[Records excerpted from a collection]
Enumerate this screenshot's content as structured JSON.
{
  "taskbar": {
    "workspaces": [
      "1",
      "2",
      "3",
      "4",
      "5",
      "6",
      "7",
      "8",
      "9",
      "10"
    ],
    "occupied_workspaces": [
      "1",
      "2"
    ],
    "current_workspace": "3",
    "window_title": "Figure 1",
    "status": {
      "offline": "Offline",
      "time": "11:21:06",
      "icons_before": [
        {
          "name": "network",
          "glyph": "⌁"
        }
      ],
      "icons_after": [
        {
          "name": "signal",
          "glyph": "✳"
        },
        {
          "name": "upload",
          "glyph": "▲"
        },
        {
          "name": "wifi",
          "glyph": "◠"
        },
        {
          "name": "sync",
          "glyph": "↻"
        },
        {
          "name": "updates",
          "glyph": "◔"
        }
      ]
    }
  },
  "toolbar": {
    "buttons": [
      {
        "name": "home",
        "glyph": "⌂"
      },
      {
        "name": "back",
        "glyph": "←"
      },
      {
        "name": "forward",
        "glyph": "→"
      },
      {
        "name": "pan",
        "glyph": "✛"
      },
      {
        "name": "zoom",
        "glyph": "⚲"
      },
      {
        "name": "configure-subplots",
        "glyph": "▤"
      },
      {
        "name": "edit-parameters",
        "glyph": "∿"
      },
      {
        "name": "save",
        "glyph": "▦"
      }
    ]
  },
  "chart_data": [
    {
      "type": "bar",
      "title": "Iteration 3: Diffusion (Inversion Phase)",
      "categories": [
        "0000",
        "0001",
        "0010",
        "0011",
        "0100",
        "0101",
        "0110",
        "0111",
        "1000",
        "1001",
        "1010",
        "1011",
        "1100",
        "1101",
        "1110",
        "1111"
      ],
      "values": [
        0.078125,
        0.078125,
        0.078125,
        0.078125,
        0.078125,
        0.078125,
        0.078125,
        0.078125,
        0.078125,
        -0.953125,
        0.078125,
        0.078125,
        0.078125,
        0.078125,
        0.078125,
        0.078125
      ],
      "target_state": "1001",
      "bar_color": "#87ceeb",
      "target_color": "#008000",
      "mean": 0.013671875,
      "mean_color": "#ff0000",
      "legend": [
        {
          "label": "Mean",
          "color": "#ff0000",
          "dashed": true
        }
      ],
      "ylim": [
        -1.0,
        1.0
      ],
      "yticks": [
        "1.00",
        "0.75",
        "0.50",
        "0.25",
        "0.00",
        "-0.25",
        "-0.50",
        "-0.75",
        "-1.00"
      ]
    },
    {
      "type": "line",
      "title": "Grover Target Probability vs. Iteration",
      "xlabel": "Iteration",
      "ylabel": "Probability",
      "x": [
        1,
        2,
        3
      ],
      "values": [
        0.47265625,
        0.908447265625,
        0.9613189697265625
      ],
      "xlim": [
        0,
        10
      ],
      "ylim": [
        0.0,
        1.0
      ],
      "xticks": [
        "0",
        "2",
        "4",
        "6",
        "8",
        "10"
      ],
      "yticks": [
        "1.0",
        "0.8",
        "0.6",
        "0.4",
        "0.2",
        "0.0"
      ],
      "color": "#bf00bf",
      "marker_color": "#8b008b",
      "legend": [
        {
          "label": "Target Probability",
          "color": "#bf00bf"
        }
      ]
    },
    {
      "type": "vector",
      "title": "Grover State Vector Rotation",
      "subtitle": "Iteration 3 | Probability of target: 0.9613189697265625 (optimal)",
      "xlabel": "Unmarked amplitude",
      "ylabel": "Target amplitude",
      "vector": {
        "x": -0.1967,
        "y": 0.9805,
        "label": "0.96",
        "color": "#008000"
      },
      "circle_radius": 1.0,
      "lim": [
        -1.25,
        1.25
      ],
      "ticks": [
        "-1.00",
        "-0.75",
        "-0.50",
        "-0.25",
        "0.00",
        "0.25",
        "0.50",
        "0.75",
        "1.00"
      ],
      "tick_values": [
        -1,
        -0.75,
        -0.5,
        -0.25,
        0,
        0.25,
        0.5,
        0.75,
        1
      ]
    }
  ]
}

What to do: Transcribe each entry exactly.

Answer to this task:
Enumerate this screenshot's content as structured JSON.
{
  "taskbar": {
    "workspaces": [
      "1",
      "2",
      "3",
      "4",
      "5",
      "6",
      "7",
      "8",
      "9",
      "10"
    ],
    "occupied_workspaces": [
      "1",
      "2"
    ],
    "current_workspace": "3",
    "window_title": "Figure 1",
    "status": {
      "offline": "Offline",
      "time": "11:21:06",
      "icons_before": [
        {
          "name": "network",
          "glyph": "⌁"
        }
      ],
      "icons_after": [
        {
          "name": "signal",
          "glyph": "✳"
        },
        {
          "name": "upload",
          "glyph": "▲"
        },
        {
          "name": "wifi",
          "glyph": "◠"
        },
        {
          "name": "sync",
          "glyph": "↻"
        },
        {
          "name": "updates",
          "glyph": "◔"
        }
      ]
    }
  },
  "toolbar": {
    "buttons": [
      {
        "name": "home",
        "glyph": "⌂"
      },
      {
        "name": "back",
        "glyph": "←"
      },
      {
        "name": "forward",
        "glyph": "→"
      },
      {
        "name": "pan",
        "glyph": "✛"
      },
      {
        "name": "zoom",
        "glyph": "⚲"
      },
      {
        "name": "configure-subplots",
        "glyph": "▤"
      },
      {
        "name": "edit-parameters",
        "glyph": "∿"
      },
      {
        "name": "save",
        "glyph": "▦"
      }
    ]
  },
  "chart_data": [
    {
      "type": "bar",
      "title": "Iteration 3: Diffusion (Inversion Phase)",
      "categories": [
        "0000",
        "0001",
        "0010",
        "0011",
        "0100",
        "0101",
        "0110",
        "0111",
        "1000",
        "1001",
        "1010",
        "1011",
        "1100",
        "1101",
        "1110",
        "1111"
      ],
      "values": [
        0.078125,
        0.078125,
        0.078125,
        0.078125,
        0.078125,
        0.078125,
        0.078125,
        0.078125,
        0.078125,
        -0.953125,
        0.078125,
        0.078125,
        0.078125,
        0.078125,
        0.078125,
        0.078125
      ],
      "target_state": "1001",
      "bar_color": "#87ceeb",
      "target_color": "#008000",
      "mean": 0.013671875,
      "mean_color": "#ff0000",
      "legend": [
        {
          "label": "Mean",
          "color": "#ff0000",
          "dashed": true
        }
      ],
      "ylim": [
        -1.0,
        1.0
      ],
      "yticks": [
        "1.00",
        "0.75",
        "0.50",
        "0.25",
        "0.00",
        "-0.25",
        "-0.50",
        "-0.75",
        "-1.00"
      ]
    },
    {
      "type": "line",
      "title": "Grover Target Probability vs. Iteration",
      "xlabel": "Iteration",
      "ylabel": "Probability",
      "x": [
        1,
        2,
        3
      ],
      "values": [
        0.47265625,
        0.908447265625,
        0.9613189697265625
      ],
      "xlim": [
        0,
        10
      ],
      "ylim": [
        0.0,
        1.0
      ],
      "xticks": [
        "0",
        "2",
        "4",
        "6",
        "8",
        "10"
      ],
      "yticks": [
        "1.0",
        "0.8",
        "0.6",
        "0.4",
        "0.2",
        "0.0"
      ],
      "color": "#bf00bf",
      "marker_color": "#8b008b",
      "legend": [
        {
          "label": "Target Probability",
          "color": "#bf00bf"
        }
      ]
    },
    {
      "type": "vector",
      "title": "Grover State Vector Rotation",
      "subtitle": "Iteration 3 | Probability of target: 0.9613189697265625 (optimal)",
      "xlabel": "Unmarked amplitude",
      "ylabel": "Target amplitude",
      "vector": {
        "x": -0.1967,
        "y": 0.9805,
        "label": "0.96",
        "color": "#008000"
      },
      "circle_radius": 1.0,
      "lim": [
        -1.25,
        1.25
      ],
      "ticks": [
        "-1.00",
        "-0.75",
        "-0.50",
        "-0.25",
        "0.00",
        "0.25",
        "0.50",
        "0.75",
        "1.00"
      ],
      "tick_values": [
        -1,
        -0.75,
        -0.5,
        -0.25,
        0,
        0.25,
        0.5,
        0.75,
        1
      ]
    }
  ]
}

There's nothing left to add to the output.